SANITÀ MENTALE E DIRITTI UMANI: COME DIFENDERE I DIRITTI DEGLI ULTIMI

Una nuova politica non può essere solo “economicista”

Qui un video in cui leggo l’articolo, insieme ad altre considerazioni ispirate alla cronaca

 

di Massimo Franceschini

 

Come ripeto spesso, credo che il fenomeno politico più eclatante della modernità sia la progressiva perdita di sovranità per lo Stato di diritto, in favore di organismi internazionali controllati da logge e centri di potere finanziari più o meno occulti.

Tale sottrazione è giustificata dal sistema politico-mediatico come “globalizzazione”, con la “crisi” e con varie pretese di pace e coordinamento internazionale, mentre in effetti possiamo vvedere come al contrario la tendenza al riarmo e lo studio di nuove armi sempre più letali/invasive sia all’ordine del giorno.

Ciò che normalmente non consideriamo, è quanto tale de-sovranizzazione delle nazioni sia “secondaria” a quella delle nostre stesse vite.

(Dati di previsione dei riquadri di delimitazione)
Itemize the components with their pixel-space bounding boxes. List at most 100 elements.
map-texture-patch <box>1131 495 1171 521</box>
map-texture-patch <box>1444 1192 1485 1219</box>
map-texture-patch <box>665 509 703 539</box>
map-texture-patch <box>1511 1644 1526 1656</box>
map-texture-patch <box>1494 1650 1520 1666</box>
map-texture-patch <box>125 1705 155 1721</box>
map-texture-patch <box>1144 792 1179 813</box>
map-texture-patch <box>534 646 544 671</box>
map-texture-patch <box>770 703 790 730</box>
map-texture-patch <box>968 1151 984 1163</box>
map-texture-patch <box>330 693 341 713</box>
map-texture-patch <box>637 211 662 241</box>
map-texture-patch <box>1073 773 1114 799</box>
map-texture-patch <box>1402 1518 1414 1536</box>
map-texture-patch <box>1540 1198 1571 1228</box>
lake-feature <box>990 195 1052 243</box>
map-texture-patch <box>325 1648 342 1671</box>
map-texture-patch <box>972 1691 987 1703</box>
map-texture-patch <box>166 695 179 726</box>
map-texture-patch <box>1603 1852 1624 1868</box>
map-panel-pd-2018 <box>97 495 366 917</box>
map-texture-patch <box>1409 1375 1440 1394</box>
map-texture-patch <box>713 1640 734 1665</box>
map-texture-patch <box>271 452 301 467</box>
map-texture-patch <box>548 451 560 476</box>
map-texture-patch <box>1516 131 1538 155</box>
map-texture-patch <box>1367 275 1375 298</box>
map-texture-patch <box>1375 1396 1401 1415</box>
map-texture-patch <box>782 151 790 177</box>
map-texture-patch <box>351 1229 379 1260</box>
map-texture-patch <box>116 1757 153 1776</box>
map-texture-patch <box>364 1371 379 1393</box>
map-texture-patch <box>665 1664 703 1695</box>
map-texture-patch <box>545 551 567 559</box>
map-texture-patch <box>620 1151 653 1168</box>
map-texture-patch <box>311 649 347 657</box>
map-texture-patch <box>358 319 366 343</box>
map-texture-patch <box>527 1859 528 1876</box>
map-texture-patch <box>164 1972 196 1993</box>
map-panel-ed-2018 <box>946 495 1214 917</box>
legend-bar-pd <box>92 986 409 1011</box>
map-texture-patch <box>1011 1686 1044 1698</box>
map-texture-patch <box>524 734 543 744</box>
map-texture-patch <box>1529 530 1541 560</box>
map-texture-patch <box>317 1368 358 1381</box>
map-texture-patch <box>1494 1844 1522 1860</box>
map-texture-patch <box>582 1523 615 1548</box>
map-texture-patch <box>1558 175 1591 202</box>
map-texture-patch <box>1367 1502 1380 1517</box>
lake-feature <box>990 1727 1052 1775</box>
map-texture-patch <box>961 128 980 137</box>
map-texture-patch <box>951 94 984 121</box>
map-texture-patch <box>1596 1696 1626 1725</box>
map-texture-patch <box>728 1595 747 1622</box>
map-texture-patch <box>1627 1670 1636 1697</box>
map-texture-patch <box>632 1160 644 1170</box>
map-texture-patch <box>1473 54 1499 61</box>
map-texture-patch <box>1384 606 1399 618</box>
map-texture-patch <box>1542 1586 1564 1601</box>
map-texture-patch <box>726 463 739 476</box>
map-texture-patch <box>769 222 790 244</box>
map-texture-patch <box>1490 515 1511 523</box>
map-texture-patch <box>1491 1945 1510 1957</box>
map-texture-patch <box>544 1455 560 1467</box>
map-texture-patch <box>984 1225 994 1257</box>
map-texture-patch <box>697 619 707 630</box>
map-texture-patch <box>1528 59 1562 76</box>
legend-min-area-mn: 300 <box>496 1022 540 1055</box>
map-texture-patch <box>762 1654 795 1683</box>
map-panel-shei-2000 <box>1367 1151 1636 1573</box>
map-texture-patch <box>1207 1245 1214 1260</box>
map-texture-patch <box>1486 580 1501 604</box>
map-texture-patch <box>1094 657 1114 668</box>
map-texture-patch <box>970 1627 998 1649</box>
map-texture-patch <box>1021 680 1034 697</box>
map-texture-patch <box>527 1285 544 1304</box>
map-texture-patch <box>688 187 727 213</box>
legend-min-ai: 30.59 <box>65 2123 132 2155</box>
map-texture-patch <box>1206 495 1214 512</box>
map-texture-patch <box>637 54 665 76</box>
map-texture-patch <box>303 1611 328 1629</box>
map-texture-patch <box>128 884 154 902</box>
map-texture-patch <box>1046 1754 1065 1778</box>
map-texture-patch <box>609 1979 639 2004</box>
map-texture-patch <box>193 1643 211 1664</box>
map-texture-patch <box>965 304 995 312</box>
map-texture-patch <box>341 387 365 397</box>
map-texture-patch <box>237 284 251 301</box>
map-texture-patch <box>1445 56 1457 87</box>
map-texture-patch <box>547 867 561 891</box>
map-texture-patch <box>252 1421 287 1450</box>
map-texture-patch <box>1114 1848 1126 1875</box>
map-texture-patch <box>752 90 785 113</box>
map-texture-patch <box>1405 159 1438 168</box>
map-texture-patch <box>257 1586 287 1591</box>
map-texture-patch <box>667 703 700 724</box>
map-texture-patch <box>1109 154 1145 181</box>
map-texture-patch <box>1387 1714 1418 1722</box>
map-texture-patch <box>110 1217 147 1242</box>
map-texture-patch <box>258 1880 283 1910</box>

COMPITO RICHIESTO >>
Restituisci il passo dell'estratto fornito che inizia con "Tale sottrazione è" e termina con "all’ordine del giorno.". Il materiale proviene da un'altra fonte.

SOLUZIONE SEGUENTE >>
Tale sottrazione è giustificata dal sistema politico-mediatico come “globalizzazione”, con la “crisi” e con varie pretese di pace e coordinamento internazionale, mentre in effetti possiamo vvedere come al contrario la tendenza al riarmo e lo studio di nuove armi sempre più letali/invasive sia all’ordine del giorno.